**Brief**: Pictures aside, write out every record exactly as it appears.

**Data excerpts**:
------------------------------------------------------------

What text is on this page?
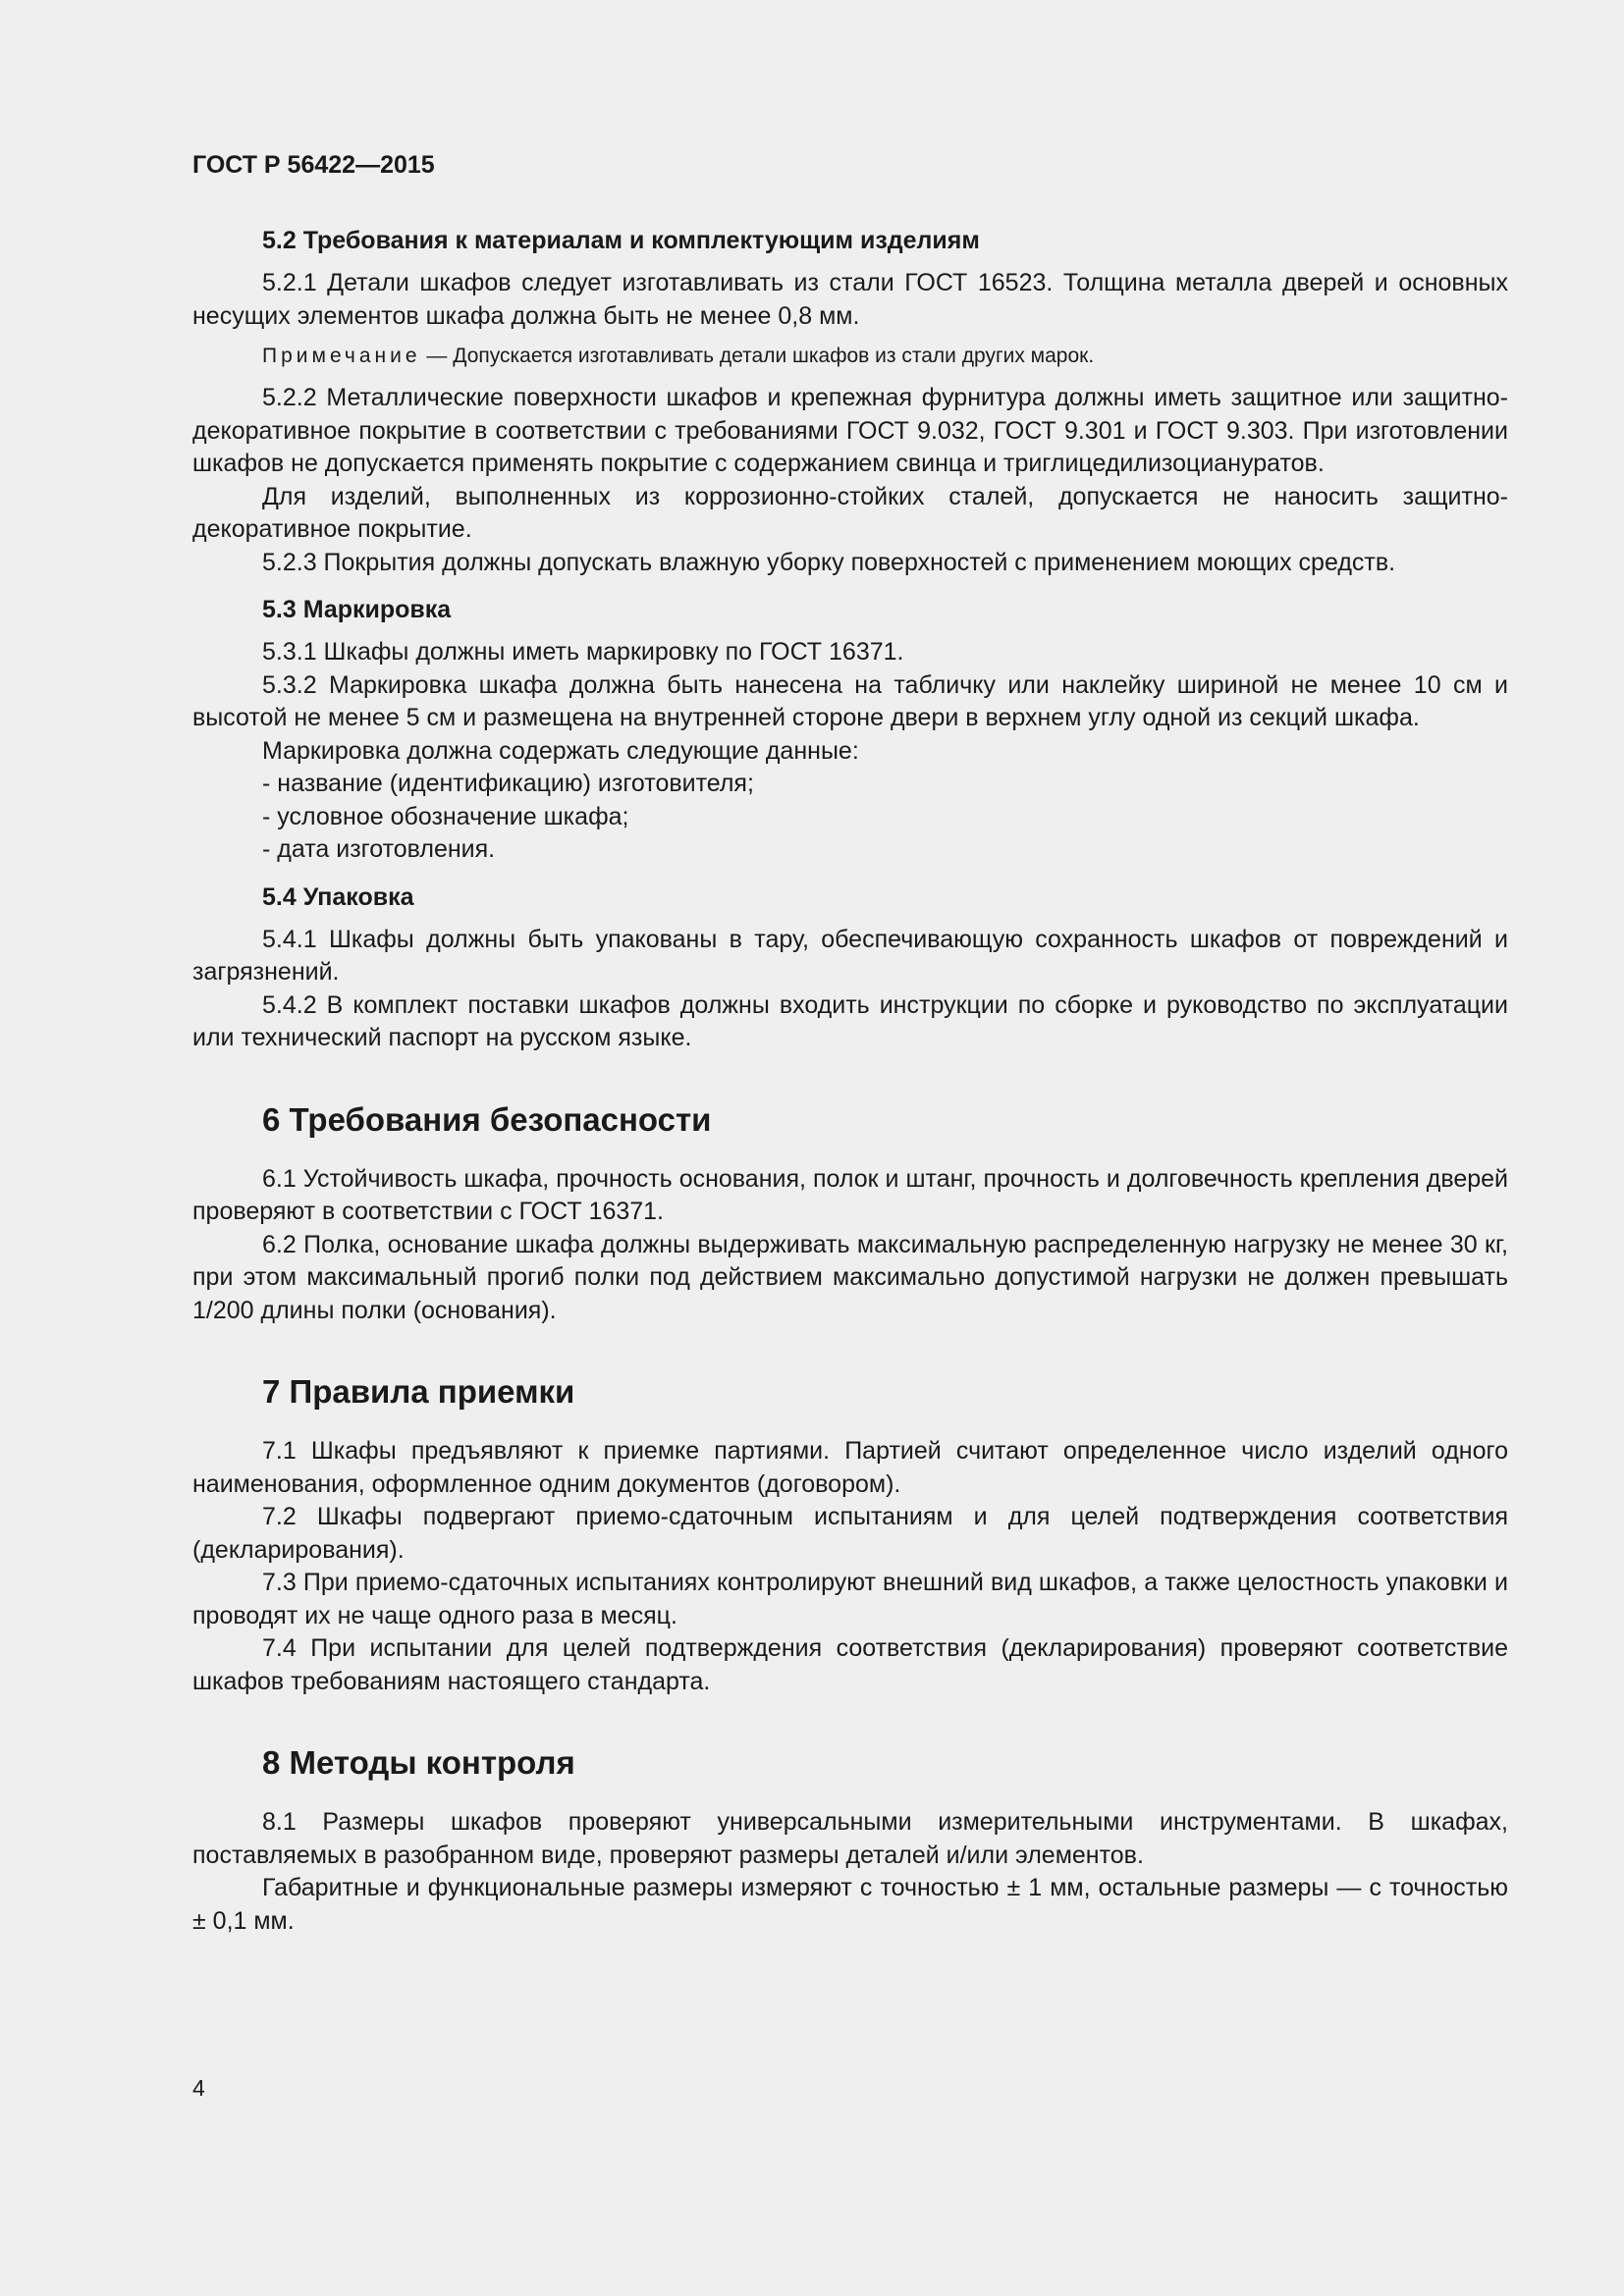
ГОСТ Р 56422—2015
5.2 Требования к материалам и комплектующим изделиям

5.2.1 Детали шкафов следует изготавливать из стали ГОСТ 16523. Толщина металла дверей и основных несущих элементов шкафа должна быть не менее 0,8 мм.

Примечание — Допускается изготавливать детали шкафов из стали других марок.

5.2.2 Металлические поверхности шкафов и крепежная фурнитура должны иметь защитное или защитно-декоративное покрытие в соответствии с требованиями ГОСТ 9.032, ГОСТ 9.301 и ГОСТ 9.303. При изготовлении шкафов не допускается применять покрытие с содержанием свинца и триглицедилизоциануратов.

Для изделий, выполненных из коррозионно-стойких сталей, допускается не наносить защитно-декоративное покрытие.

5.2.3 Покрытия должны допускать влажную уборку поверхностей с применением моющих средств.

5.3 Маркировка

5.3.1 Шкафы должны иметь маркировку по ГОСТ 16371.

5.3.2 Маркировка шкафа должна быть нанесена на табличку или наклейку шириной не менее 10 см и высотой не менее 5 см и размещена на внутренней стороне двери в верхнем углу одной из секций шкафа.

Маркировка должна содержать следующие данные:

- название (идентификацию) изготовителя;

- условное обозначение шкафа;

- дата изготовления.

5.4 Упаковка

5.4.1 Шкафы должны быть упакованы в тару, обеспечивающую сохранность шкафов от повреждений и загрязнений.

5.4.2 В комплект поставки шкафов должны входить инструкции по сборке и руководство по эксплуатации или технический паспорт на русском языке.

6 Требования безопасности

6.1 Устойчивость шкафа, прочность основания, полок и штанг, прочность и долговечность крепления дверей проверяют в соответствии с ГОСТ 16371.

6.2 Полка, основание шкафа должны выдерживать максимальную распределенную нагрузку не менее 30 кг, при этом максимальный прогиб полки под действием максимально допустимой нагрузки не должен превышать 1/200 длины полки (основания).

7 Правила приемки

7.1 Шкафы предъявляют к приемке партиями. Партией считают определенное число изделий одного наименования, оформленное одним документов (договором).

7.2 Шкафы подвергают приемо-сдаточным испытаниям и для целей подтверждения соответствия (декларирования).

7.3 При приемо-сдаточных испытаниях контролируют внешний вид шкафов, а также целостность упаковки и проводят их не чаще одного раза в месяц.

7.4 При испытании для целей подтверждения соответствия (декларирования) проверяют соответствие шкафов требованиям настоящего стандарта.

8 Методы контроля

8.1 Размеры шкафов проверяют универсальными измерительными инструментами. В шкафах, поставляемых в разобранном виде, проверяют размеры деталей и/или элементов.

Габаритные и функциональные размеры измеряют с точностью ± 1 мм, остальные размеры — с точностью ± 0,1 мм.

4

------------------------------------------------------------

**Response to the task**:
What text is on this page?
ГОСТ Р 56422—2015
5.2 Требования к материалам и комплектующим изделиям

5.2.1 Детали шкафов следует изготавливать из стали ГОСТ 16523. Толщина металла дверей и основных несущих элементов шкафа должна быть не менее 0,8 мм.

Примечание — Допускается изготавливать детали шкафов из стали других марок.

5.2.2 Металлические поверхности шкафов и крепежная фурнитура должны иметь защитное или защитно-декоративное покрытие в соответствии с требованиями ГОСТ 9.032, ГОСТ 9.301 и ГОСТ 9.303. При изготовлении шкафов не допускается применять покрытие с содержанием свинца и триглицедилизоциануратов.

Для изделий, выполненных из коррозионно-стойких сталей, допускается не наносить защитно-декоративное покрытие.

5.2.3 Покрытия должны допускать влажную уборку поверхностей с применением моющих средств.

5.3 Маркировка

5.3.1 Шкафы должны иметь маркировку по ГОСТ 16371.

5.3.2 Маркировка шкафа должна быть нанесена на табличку или наклейку шириной не менее 10 см и высотой не менее 5 см и размещена на внутренней стороне двери в верхнем углу одной из секций шкафа.

Маркировка должна содержать следующие данные:

- название (идентификацию) изготовителя;

- условное обозначение шкафа;

- дата изготовления.

5.4 Упаковка

5.4.1 Шкафы должны быть упакованы в тару, обеспечивающую сохранность шкафов от повреждений и загрязнений.

5.4.2 В комплект поставки шкафов должны входить инструкции по сборке и руководство по эксплуатации или технический паспорт на русском языке.

6 Требования безопасности

6.1 Устойчивость шкафа, прочность основания, полок и штанг, прочность и долговечность крепления дверей проверяют в соответствии с ГОСТ 16371.

6.2 Полка, основание шкафа должны выдерживать максимальную распределенную нагрузку не менее 30 кг, при этом максимальный прогиб полки под действием максимально допустимой нагрузки не должен превышать 1/200 длины полки (основания).

7 Правила приемки

7.1 Шкафы предъявляют к приемке партиями. Партией считают определенное число изделий одного наименования, оформленное одним документов (договором).

7.2 Шкафы подвергают приемо-сдаточным испытаниям и для целей подтверждения соответствия (декларирования).

7.3 При приемо-сдаточных испытаниях контролируют внешний вид шкафов, а также целостность упаковки и проводят их не чаще одного раза в месяц.

7.4 При испытании для целей подтверждения соответствия (декларирования) проверяют соответствие шкафов требованиям настоящего стандарта.

8 Методы контроля

8.1 Размеры шкафов проверяют универсальными измерительными инструментами. В шкафах, поставляемых в разобранном виде, проверяют размеры деталей и/или элементов.

Габаритные и функциональные размеры измеряют с точностью ± 1 мм, остальные размеры — с точностью ± 0,1 мм.

4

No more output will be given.